### What the task requires
Please print the full listing exactly.

..............................

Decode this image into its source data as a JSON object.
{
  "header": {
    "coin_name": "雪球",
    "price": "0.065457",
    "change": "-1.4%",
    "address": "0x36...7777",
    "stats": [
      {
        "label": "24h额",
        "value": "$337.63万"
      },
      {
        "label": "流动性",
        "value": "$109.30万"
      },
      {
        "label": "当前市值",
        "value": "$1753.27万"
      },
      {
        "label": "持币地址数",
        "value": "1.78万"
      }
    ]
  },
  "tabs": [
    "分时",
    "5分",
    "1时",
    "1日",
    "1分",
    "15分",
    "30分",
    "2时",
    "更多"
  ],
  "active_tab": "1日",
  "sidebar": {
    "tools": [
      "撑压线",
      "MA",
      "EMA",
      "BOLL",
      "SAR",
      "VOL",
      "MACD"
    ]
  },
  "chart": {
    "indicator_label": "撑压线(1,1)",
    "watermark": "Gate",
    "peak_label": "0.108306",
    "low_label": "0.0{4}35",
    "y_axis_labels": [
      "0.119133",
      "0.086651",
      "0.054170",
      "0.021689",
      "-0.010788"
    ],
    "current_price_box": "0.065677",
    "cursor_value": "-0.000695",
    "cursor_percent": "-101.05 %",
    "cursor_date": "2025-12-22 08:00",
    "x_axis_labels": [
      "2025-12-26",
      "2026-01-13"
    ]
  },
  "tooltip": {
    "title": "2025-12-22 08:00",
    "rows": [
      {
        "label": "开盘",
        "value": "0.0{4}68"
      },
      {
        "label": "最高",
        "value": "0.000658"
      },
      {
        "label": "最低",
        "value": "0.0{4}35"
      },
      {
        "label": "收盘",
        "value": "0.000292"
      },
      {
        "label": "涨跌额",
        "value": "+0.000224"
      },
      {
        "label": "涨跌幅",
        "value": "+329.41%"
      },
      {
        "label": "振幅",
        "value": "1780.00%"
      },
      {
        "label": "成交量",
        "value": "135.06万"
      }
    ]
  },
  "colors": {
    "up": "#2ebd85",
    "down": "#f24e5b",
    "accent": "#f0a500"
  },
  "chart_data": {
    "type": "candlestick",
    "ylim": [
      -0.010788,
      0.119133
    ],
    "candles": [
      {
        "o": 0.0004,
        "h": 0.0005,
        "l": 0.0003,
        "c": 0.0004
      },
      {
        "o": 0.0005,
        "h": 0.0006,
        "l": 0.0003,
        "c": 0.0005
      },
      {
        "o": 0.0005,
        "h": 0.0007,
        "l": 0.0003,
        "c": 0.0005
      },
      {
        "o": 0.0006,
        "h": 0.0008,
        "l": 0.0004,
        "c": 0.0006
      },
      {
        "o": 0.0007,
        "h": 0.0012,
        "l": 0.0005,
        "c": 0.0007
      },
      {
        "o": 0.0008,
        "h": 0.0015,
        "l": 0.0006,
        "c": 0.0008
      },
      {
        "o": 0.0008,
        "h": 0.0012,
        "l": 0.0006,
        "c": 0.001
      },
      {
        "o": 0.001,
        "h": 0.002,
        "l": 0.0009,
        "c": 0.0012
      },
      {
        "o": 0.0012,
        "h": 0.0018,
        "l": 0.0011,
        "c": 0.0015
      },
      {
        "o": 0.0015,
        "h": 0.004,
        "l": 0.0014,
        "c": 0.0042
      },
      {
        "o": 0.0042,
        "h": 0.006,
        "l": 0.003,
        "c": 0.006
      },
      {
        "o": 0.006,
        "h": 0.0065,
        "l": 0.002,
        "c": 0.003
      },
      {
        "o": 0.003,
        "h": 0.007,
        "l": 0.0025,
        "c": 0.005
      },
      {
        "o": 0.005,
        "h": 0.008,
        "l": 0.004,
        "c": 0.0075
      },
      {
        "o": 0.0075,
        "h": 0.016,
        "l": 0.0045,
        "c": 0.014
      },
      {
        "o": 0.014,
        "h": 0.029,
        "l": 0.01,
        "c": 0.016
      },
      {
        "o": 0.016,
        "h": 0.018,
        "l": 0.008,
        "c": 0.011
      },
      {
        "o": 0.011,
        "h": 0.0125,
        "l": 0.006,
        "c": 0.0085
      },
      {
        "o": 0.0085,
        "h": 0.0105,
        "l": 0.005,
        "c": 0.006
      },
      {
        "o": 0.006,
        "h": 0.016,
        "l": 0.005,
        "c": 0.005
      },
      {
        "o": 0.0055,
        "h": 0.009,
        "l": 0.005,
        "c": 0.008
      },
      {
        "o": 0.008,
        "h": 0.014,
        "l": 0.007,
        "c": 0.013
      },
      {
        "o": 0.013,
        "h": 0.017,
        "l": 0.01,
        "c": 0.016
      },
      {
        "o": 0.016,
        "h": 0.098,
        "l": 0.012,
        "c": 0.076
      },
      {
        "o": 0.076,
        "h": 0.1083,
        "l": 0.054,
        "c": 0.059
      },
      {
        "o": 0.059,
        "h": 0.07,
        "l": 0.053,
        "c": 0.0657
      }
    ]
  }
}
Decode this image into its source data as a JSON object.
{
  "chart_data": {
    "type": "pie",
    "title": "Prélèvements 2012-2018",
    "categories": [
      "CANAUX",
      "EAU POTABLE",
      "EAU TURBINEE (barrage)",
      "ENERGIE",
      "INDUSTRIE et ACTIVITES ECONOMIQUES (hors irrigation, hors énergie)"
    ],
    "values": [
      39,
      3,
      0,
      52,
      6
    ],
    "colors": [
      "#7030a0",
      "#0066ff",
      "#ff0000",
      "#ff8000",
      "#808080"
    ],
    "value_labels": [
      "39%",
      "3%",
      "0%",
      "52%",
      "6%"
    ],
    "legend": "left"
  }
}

..............................

### Exercise answer
Decode this image into its source data as a JSON object.
{
  "header": {
    "coin_name": "雪球",
    "price": "0.065457",
    "change": "-1.4%",
    "address": "0x36...7777",
    "stats": [
      {
        "label": "24h额",
        "value": "$337.63万"
      },
      {
        "label": "流动性",
        "value": "$109.30万"
      },
      {
        "label": "当前市值",
        "value": "$1753.27万"
      },
      {
        "label": "持币地址数",
        "value": "1.78万"
      }
    ]
  },
  "tabs": [
    "分时",
    "5分",
    "1时",
    "1日",
    "1分",
    "15分",
    "30分",
    "2时",
    "更多"
  ],
  "active_tab": "1日",
  "sidebar": {
    "tools": [
      "撑压线",
      "MA",
      "EMA",
      "BOLL",
      "SAR",
      "VOL",
      "MACD"
    ]
  },
  "chart": {
    "indicator_label": "撑压线(1,1)",
    "watermark": "Gate",
    "peak_label": "0.108306",
    "low_label": "0.0{4}35",
    "y_axis_labels": [
      "0.119133",
      "0.086651",
      "0.054170",
      "0.021689",
      "-0.010788"
    ],
    "current_price_box": "0.065677",
    "cursor_value": "-0.000695",
    "cursor_percent": "-101.05 %",
    "cursor_date": "2025-12-22 08:00",
    "x_axis_labels": [
      "2025-12-26",
      "2026-01-13"
    ]
  },
  "tooltip": {
    "title": "2025-12-22 08:00",
    "rows": [
      {
        "label": "开盘",
        "value": "0.0{4}68"
      },
      {
        "label": "最高",
        "value": "0.000658"
      },
      {
        "label": "最低",
        "value": "0.0{4}35"
      },
      {
        "label": "收盘",
        "value": "0.000292"
      },
      {
        "label": "涨跌额",
        "value": "+0.000224"
      },
      {
        "label": "涨跌幅",
        "value": "+329.41%"
      },
      {
        "label": "振幅",
        "value": "1780.00%"
      },
      {
        "label": "成交量",
        "value": "135.06万"
      }
    ]
  },
  "colors": {
    "up": "#2ebd85",
    "down": "#f24e5b",
    "accent": "#f0a500"
  },
  "chart_data": {
    "type": "candlestick",
    "ylim": [
      -0.010788,
      0.119133
    ],
    "candles": [
      {
        "o": 0.0004,
        "h": 0.0005,
        "l": 0.0003,
        "c": 0.0004
      },
      {
        "o": 0.0005,
        "h": 0.0006,
        "l": 0.0003,
        "c": 0.0005
      },
      {
        "o": 0.0005,
        "h": 0.0007,
        "l": 0.0003,
        "c": 0.0005
      },
      {
        "o": 0.0006,
        "h": 0.0008,
        "l": 0.0004,
        "c": 0.0006
      },
      {
        "o": 0.0007,
        "h": 0.0012,
        "l": 0.0005,
        "c": 0.0007
      },
      {
        "o": 0.0008,
        "h": 0.0015,
        "l": 0.0006,
        "c": 0.0008
      },
      {
        "o": 0.0008,
        "h": 0.0012,
        "l": 0.0006,
        "c": 0.001
      },
      {
        "o": 0.001,
        "h": 0.002,
        "l": 0.0009,
        "c": 0.0012
      },
      {
        "o": 0.0012,
        "h": 0.0018,
        "l": 0.0011,
        "c": 0.0015
      },
      {
        "o": 0.0015,
        "h": 0.004,
        "l": 0.0014,
        "c": 0.0042
      },
      {
        "o": 0.0042,
        "h": 0.006,
        "l": 0.003,
        "c": 0.006
      },
      {
        "o": 0.006,
        "h": 0.0065,
        "l": 0.002,
        "c": 0.003
      },
      {
        "o": 0.003,
        "h": 0.007,
        "l": 0.0025,
        "c": 0.005
      },
      {
        "o": 0.005,
        "h": 0.008,
        "l": 0.004,
        "c": 0.0075
      },
      {
        "o": 0.0075,
        "h": 0.016,
        "l": 0.0045,
        "c": 0.014
      },
      {
        "o": 0.014,
        "h": 0.029,
        "l": 0.01,
        "c": 0.016
      },
      {
        "o": 0.016,
        "h": 0.018,
        "l": 0.008,
        "c": 0.011
      },
      {
        "o": 0.011,
        "h": 0.0125,
        "l": 0.006,
        "c": 0.0085
      },
      {
        "o": 0.0085,
        "h": 0.0105,
        "l": 0.005,
        "c": 0.006
      },
      {
        "o": 0.006,
        "h": 0.016,
        "l": 0.005,
        "c": 0.005
      },
      {
        "o": 0.0055,
        "h": 0.009,
        "l": 0.005,
        "c": 0.008
      },
      {
        "o": 0.008,
        "h": 0.014,
        "l": 0.007,
        "c": 0.013
      },
      {
        "o": 0.013,
        "h": 0.017,
        "l": 0.01,
        "c": 0.016
      },
      {
        "o": 0.016,
        "h": 0.098,
        "l": 0.012,
        "c": 0.076
      },
      {
        "o": 0.076,
        "h": 0.1083,
        "l": 0.054,
        "c": 0.059
      },
      {
        "o": 0.059,
        "h": 0.07,
        "l": 0.053,
        "c": 0.0657
      }
    ]
  }
}
Decode this image into its source data as a JSON object.
{
  "chart_data": {
    "type": "pie",
    "title": "Prélèvements 2012-2018",
    "categories": [
      "CANAUX",
      "EAU POTABLE",
      "EAU TURBINEE (barrage)",
      "ENERGIE",
      "INDUSTRIE et ACTIVITES ECONOMIQUES (hors irrigation, hors énergie)"
    ],
    "values": [
      39,
      3,
      0,
      52,
      6
    ],
    "colors": [
      "#7030a0",
      "#0066ff",
      "#ff0000",
      "#ff8000",
      "#808080"
    ],
    "value_labels": [
      "39%",
      "3%",
      "0%",
      "52%",
      "6%"
    ],
    "legend": "left"
  }
}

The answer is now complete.